Begin
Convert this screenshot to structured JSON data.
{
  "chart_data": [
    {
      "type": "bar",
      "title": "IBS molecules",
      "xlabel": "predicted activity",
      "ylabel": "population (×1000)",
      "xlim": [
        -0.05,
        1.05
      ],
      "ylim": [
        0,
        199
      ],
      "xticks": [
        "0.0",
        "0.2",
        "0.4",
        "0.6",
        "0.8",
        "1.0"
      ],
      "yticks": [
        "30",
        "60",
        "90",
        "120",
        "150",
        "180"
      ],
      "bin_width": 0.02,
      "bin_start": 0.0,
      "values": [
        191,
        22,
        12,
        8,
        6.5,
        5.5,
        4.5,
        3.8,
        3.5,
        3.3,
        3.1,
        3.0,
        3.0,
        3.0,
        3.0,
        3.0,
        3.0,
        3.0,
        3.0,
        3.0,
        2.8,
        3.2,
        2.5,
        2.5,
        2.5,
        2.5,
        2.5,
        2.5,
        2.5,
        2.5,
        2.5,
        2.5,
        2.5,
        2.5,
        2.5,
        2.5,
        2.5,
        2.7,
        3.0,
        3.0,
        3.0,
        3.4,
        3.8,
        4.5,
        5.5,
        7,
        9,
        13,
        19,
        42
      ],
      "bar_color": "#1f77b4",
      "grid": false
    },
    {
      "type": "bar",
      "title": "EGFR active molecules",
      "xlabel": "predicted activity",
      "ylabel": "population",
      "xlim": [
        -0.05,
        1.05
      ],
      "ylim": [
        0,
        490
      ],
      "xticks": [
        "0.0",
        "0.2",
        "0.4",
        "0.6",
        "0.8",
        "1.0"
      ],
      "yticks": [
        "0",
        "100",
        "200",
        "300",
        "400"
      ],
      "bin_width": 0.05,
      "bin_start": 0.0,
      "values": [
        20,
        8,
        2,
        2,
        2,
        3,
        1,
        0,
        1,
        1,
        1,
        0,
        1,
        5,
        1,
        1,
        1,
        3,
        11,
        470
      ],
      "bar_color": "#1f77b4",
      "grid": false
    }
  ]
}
End
The records above should be returned exactly.

Convert this screenshot to structured JSON data.
{
  "chart_data": [
    {
      "type": "bar",
      "title": "IBS molecules",
      "xlabel": "predicted activity",
      "ylabel": "population (×1000)",
      "xlim": [
        -0.05,
        1.05
      ],
      "ylim": [
        0,
        199
      ],
      "xticks": [
        "0.0",
        "0.2",
        "0.4",
        "0.6",
        "0.8",
        "1.0"
      ],
      "yticks": [
        "30",
        "60",
        "90",
        "120",
        "150",
        "180"
      ],
      "bin_width": 0.02,
      "bin_start": 0.0,
      "values": [
        191,
        22,
        12,
        8,
        6.5,
        5.5,
        4.5,
        3.8,
        3.5,
        3.3,
        3.1,
        3.0,
        3.0,
        3.0,
        3.0,
        3.0,
        3.0,
        3.0,
        3.0,
        3.0,
        2.8,
        3.2,
        2.5,
        2.5,
        2.5,
        2.5,
        2.5,
        2.5,
        2.5,
        2.5,
        2.5,
        2.5,
        2.5,
        2.5,
        2.5,
        2.5,
        2.5,
        2.7,
        3.0,
        3.0,
        3.0,
        3.4,
        3.8,
        4.5,
        5.5,
        7,
        9,
        13,
        19,
        42
      ],
      "bar_color": "#1f77b4",
      "grid": false
    },
    {
      "type": "bar",
      "title": "EGFR active molecules",
      "xlabel": "predicted activity",
      "ylabel": "population",
      "xlim": [
        -0.05,
        1.05
      ],
      "ylim": [
        0,
        490
      ],
      "xticks": [
        "0.0",
        "0.2",
        "0.4",
        "0.6",
        "0.8",
        "1.0"
      ],
      "yticks": [
        "0",
        "100",
        "200",
        "300",
        "400"
      ],
      "bin_width": 0.05,
      "bin_start": 0.0,
      "values": [
        20,
        8,
        2,
        2,
        2,
        3,
        1,
        0,
        1,
        1,
        1,
        0,
        1,
        5,
        1,
        1,
        1,
        3,
        11,
        470
      ],
      "bar_color": "#1f77b4",
      "grid": false
    }
  ]
}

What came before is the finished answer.